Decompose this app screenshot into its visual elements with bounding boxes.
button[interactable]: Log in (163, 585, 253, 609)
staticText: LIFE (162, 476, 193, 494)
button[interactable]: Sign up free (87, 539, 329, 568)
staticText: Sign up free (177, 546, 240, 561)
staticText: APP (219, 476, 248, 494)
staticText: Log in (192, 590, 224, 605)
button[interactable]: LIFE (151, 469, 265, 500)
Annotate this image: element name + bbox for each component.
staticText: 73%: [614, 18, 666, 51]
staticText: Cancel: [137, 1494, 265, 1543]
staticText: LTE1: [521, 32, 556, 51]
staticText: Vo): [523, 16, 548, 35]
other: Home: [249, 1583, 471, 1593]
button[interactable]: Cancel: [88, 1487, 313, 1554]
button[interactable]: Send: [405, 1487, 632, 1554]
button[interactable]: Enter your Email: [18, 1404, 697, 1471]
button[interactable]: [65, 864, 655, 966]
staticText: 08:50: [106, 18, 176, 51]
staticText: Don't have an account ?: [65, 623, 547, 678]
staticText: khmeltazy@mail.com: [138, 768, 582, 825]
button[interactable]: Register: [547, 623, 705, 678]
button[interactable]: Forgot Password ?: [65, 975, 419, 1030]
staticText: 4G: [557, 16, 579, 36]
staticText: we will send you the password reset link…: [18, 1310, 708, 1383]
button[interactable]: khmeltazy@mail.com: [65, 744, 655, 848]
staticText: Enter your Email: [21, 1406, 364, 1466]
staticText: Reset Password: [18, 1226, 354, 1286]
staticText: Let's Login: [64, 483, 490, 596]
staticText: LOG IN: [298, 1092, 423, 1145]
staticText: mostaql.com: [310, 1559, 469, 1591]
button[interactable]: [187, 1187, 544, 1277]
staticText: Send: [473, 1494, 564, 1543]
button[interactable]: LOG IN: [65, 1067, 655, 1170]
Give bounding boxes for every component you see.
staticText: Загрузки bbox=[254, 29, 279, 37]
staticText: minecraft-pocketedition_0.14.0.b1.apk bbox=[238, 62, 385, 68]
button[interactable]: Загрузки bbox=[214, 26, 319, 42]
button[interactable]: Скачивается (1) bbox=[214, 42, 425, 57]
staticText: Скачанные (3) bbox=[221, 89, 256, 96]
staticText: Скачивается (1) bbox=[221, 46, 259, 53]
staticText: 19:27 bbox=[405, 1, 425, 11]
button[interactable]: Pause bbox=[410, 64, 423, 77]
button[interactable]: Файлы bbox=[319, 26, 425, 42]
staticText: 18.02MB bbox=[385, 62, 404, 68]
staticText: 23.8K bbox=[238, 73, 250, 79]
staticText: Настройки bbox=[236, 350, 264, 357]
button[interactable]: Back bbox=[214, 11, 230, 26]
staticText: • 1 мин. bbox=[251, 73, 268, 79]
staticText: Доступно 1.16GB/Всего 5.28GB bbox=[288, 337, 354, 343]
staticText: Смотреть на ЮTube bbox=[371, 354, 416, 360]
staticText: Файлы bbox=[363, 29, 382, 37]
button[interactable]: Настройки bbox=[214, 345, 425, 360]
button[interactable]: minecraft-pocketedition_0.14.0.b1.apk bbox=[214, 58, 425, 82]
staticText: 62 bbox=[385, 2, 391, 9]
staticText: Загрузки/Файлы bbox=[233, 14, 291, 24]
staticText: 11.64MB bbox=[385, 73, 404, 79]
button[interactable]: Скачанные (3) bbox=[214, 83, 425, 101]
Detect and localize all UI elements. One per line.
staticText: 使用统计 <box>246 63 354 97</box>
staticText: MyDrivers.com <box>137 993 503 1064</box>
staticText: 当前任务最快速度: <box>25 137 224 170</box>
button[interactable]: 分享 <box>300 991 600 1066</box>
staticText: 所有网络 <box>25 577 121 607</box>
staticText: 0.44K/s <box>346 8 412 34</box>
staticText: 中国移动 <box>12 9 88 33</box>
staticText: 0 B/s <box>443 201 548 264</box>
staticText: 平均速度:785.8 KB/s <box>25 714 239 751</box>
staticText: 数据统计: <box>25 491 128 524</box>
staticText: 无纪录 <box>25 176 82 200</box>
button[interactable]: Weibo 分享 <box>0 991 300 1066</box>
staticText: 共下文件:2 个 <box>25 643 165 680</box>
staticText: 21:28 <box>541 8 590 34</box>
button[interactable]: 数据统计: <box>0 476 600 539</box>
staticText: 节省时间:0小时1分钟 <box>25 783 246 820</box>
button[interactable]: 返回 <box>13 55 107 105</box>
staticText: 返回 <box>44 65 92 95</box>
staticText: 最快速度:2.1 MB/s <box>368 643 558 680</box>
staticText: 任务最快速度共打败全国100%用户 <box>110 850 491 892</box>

» PROBLEM DESCRIPTION
Give the records as a Markdown table with the columns Row and Line, starting at the first line and ending with the line that contains "staticText: APP (219, 476, 248, 494)". Number each line in Row and skip blank lines.

» ANSWER
| Row | Line |
|---|---|
| 1 | Decompose this app screenshot into its visual elements with bounding boxes. |
| 2 | button[interactable]: Log in (163, 585, 253, 609) |
| 3 | staticText: LIFE (162, 476, 193, 494) |
| 4 | button[interactable]: Sign up free (87, 539, 329, 568) |
| 5 | staticText: Sign up free (177, 546, 240, 561) |
| 6 | staticText: APP (219, 476, 248, 494) |